==== Extracted information ====
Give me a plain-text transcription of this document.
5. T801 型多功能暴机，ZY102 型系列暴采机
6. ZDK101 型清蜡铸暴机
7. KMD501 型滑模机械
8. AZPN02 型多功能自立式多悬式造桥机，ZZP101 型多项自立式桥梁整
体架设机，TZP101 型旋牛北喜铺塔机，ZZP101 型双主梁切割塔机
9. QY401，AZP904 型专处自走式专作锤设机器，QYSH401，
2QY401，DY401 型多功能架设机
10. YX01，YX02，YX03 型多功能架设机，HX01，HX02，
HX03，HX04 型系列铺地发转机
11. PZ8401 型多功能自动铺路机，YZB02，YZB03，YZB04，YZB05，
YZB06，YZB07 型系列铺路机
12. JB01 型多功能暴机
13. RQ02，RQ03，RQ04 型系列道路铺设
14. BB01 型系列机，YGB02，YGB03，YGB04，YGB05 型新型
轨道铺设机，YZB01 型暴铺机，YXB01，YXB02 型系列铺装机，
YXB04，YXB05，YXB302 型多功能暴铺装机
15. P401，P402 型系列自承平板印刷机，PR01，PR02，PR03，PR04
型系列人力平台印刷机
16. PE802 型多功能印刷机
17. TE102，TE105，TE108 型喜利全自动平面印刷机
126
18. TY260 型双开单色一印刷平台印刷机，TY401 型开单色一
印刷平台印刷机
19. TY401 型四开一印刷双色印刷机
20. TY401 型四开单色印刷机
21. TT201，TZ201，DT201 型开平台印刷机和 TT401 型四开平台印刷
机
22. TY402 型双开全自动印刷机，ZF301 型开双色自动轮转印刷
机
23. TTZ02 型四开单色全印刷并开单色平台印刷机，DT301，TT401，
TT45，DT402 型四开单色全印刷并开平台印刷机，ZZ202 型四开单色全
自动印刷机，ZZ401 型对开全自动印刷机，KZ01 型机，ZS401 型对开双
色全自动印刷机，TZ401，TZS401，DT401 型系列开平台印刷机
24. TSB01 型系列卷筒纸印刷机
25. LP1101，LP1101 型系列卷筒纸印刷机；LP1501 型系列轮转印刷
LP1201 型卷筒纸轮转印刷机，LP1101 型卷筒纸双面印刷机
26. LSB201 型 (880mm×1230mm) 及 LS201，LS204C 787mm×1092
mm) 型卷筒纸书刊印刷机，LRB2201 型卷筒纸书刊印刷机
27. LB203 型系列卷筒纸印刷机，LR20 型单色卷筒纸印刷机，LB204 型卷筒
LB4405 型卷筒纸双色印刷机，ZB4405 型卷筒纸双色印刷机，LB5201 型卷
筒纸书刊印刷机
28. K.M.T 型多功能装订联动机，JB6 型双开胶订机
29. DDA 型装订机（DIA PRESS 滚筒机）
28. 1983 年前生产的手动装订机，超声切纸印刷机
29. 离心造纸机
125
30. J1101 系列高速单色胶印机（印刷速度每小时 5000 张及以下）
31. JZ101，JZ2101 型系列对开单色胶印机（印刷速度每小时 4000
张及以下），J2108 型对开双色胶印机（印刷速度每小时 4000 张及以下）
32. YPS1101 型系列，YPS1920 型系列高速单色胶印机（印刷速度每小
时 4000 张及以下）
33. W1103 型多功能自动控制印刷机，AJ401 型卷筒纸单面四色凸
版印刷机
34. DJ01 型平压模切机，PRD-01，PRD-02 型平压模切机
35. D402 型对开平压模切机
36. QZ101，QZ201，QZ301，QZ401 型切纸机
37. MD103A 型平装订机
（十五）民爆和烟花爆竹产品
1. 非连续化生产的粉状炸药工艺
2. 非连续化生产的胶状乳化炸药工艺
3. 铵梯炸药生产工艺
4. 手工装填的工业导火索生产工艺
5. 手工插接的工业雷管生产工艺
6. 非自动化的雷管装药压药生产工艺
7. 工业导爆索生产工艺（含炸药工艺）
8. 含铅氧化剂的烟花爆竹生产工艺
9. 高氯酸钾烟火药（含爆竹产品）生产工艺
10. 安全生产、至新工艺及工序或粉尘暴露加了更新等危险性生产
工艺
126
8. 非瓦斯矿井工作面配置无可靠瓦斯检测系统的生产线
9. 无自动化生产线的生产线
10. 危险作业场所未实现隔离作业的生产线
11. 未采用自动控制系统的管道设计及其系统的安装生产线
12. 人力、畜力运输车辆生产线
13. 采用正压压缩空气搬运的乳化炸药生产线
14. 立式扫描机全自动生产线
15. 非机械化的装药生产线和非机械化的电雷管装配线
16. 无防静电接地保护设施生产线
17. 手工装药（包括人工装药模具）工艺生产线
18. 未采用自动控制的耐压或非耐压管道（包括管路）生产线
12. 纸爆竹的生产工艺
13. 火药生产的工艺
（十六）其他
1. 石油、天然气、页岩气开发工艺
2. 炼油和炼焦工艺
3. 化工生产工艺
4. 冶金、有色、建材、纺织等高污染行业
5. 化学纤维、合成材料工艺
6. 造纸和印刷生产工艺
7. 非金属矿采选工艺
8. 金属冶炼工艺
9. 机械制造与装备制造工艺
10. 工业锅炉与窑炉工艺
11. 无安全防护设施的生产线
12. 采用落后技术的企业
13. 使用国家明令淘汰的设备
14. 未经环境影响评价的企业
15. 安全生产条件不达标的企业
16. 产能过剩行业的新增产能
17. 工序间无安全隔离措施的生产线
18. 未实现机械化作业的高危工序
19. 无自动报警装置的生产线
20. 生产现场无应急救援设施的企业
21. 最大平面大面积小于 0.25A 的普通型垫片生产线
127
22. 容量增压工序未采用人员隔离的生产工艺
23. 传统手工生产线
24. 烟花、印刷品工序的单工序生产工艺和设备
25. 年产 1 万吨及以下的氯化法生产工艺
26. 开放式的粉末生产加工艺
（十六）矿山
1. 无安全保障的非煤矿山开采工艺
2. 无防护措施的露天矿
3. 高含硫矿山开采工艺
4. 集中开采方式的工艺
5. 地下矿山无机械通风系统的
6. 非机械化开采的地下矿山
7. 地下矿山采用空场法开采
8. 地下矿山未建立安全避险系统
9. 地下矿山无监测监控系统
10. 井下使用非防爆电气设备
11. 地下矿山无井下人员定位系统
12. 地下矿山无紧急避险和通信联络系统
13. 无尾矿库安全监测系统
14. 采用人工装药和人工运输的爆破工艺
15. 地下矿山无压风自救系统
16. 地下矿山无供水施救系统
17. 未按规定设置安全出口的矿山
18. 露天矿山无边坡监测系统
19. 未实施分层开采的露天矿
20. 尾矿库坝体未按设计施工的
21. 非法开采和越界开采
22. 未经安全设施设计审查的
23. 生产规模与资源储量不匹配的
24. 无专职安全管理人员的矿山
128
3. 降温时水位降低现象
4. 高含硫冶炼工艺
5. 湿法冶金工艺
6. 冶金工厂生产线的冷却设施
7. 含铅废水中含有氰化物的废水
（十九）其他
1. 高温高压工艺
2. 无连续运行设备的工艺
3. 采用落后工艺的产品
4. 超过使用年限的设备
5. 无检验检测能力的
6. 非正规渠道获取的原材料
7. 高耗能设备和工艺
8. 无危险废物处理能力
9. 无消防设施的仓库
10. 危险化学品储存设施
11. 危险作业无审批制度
====
(What you are asked to do) Please reproduce each record precisely as written.

(Problem solution)
Give me a plain-text transcription of this document.
5. T801 型多功能暴机，ZY102 型系列暴采机
6. ZDK101 型清蜡铸暴机
7. KMD501 型滑模机械
8. AZPN02 型多功能自立式多悬式造桥机，ZZP101 型多项自立式桥梁整
体架设机，TZP101 型旋牛北喜铺塔机，ZZP101 型双主梁切割塔机
9. QY401，AZP904 型专处自走式专作锤设机器，QYSH401，
2QY401，DY401 型多功能架设机
10. YX01，YX02，YX03 型多功能架设机，HX01，HX02，
HX03，HX04 型系列铺地发转机
11. PZ8401 型多功能自动铺路机，YZB02，YZB03，YZB04，YZB05，
YZB06，YZB07 型系列铺路机
12. JB01 型多功能暴机
13. RQ02，RQ03，RQ04 型系列道路铺设
14. BB01 型系列机，YGB02，YGB03，YGB04，YGB05 型新型
轨道铺设机，YZB01 型暴铺机，YXB01，YXB02 型系列铺装机，
YXB04，YXB05，YXB302 型多功能暴铺装机
15. P401，P402 型系列自承平板印刷机，PR01，PR02，PR03，PR04
型系列人力平台印刷机
16. PE802 型多功能印刷机
17. TE102，TE105，TE108 型喜利全自动平面印刷机
126
18. TY260 型双开单色一印刷平台印刷机，TY401 型开单色一
印刷平台印刷机
19. TY401 型四开一印刷双色印刷机
20. TY401 型四开单色印刷机
21. TT201，TZ201，DT201 型开平台印刷机和 TT401 型四开平台印刷
机
22. TY402 型双开全自动印刷机，ZF301 型开双色自动轮转印刷
机
23. TTZ02 型四开单色全印刷并开单色平台印刷机，DT301，TT401，
TT45，DT402 型四开单色全印刷并开平台印刷机，ZZ202 型四开单色全
自动印刷机，ZZ401 型对开全自动印刷机，KZ01 型机，ZS401 型对开双
色全自动印刷机，TZ401，TZS401，DT401 型系列开平台印刷机
24. TSB01 型系列卷筒纸印刷机
25. LP1101，LP1101 型系列卷筒纸印刷机；LP1501 型系列轮转印刷
LP1201 型卷筒纸轮转印刷机，LP1101 型卷筒纸双面印刷机
26. LSB201 型 (880mm×1230mm) 及 LS201，LS204C 787mm×1092
mm) 型卷筒纸书刊印刷机，LRB2201 型卷筒纸书刊印刷机
27. LB203 型系列卷筒纸印刷机，LR20 型单色卷筒纸印刷机，LB204 型卷筒
LB4405 型卷筒纸双色印刷机，ZB4405 型卷筒纸双色印刷机，LB5201 型卷
筒纸书刊印刷机
28. K.M.T 型多功能装订联动机，JB6 型双开胶订机
29. DDA 型装订机（DIA PRESS 滚筒机）
28. 1983 年前生产的手动装订机，超声切纸印刷机
29. 离心造纸机
125
30. J1101 系列高速单色胶印机（印刷速度每小时 5000 张及以下）
31. JZ101，JZ2101 型系列对开单色胶印机（印刷速度每小时 4000
张及以下），J2108 型对开双色胶印机（印刷速度每小时 4000 张及以下）
32. YPS1101 型系列，YPS1920 型系列高速单色胶印机（印刷速度每小
时 4000 张及以下）
33. W1103 型多功能自动控制印刷机，AJ401 型卷筒纸单面四色凸
版印刷机
34. DJ01 型平压模切机，PRD-01，PRD-02 型平压模切机
35. D402 型对开平压模切机
36. QZ101，QZ201，QZ301，QZ401 型切纸机
37. MD103A 型平装订机
（十五）民爆和烟花爆竹产品
1. 非连续化生产的粉状炸药工艺
2. 非连续化生产的胶状乳化炸药工艺
3. 铵梯炸药生产工艺
4. 手工装填的工业导火索生产工艺
5. 手工插接的工业雷管生产工艺
6. 非自动化的雷管装药压药生产工艺
7. 工业导爆索生产工艺（含炸药工艺）
8. 含铅氧化剂的烟花爆竹生产工艺
9. 高氯酸钾烟火药（含爆竹产品）生产工艺
10. 安全生产、至新工艺及工序或粉尘暴露加了更新等危险性生产
工艺
126
8. 非瓦斯矿井工作面配置无可靠瓦斯检测系统的生产线
9. 无自动化生产线的生产线
10. 危险作业场所未实现隔离作业的生产线
11. 未采用自动控制系统的管道设计及其系统的安装生产线
12. 人力、畜力运输车辆生产线
13. 采用正压压缩空气搬运的乳化炸药生产线
14. 立式扫描机全自动生产线
15. 非机械化的装药生产线和非机械化的电雷管装配线
16. 无防静电接地保护设施生产线
17. 手工装药（包括人工装药模具）工艺生产线
18. 未采用自动控制的耐压或非耐压管道（包括管路）生产线
12. 纸爆竹的生产工艺
13. 火药生产的工艺
（十六）其他
1. 石油、天然气、页岩气开发工艺
2. 炼油和炼焦工艺
3. 化工生产工艺
4. 冶金、有色、建材、纺织等高污染行业
5. 化学纤维、合成材料工艺
6. 造纸和印刷生产工艺
7. 非金属矿采选工艺
8. 金属冶炼工艺
9. 机械制造与装备制造工艺
10. 工业锅炉与窑炉工艺
11. 无安全防护设施的生产线
12. 采用落后技术的企业
13. 使用国家明令淘汰的设备
14. 未经环境影响评价的企业
15. 安全生产条件不达标的企业
16. 产能过剩行业的新增产能
17. 工序间无安全隔离措施的生产线
18. 未实现机械化作业的高危工序
19. 无自动报警装置的生产线
20. 生产现场无应急救援设施的企业
21. 最大平面大面积小于 0.25A 的普通型垫片生产线
127
22. 容量增压工序未采用人员隔离的生产工艺
23. 传统手工生产线
24. 烟花、印刷品工序的单工序生产工艺和设备
25. 年产 1 万吨及以下的氯化法生产工艺
26. 开放式的粉末生产加工艺
（十六）矿山
1. 无安全保障的非煤矿山开采工艺
2. 无防护措施的露天矿
3. 高含硫矿山开采工艺
4. 集中开采方式的工艺
5. 地下矿山无机械通风系统的
6. 非机械化开采的地下矿山
7. 地下矿山采用空场法开采
8. 地下矿山未建立安全避险系统
9. 地下矿山无监测监控系统
10. 井下使用非防爆电气设备
11. 地下矿山无井下人员定位系统
12. 地下矿山无紧急避险和通信联络系统
13. 无尾矿库安全监测系统
14. 采用人工装药和人工运输的爆破工艺
15. 地下矿山无压风自救系统
16. 地下矿山无供水施救系统
17. 未按规定设置安全出口的矿山
18. 露天矿山无边坡监测系统
19. 未实施分层开采的露天矿
20. 尾矿库坝体未按设计施工的
21. 非法开采和越界开采
22. 未经安全设施设计审查的
23. 生产规模与资源储量不匹配的
24. 无专职安全管理人员的矿山
128
3. 降温时水位降低现象
4. 高含硫冶炼工艺
5. 湿法冶金工艺
6. 冶金工厂生产线的冷却设施
7. 含铅废水中含有氰化物的废水
（十九）其他
1. 高温高压工艺
2. 无连续运行设备的工艺
3. 采用落后工艺的产品
4. 超过使用年限的设备
5. 无检验检测能力的
6. 非正规渠道获取的原材料
7. 高耗能设备和工艺
8. 无危险废物处理能力
9. 无消防设施的仓库
10. 危险化学品储存设施
11. 危险作业无审批制度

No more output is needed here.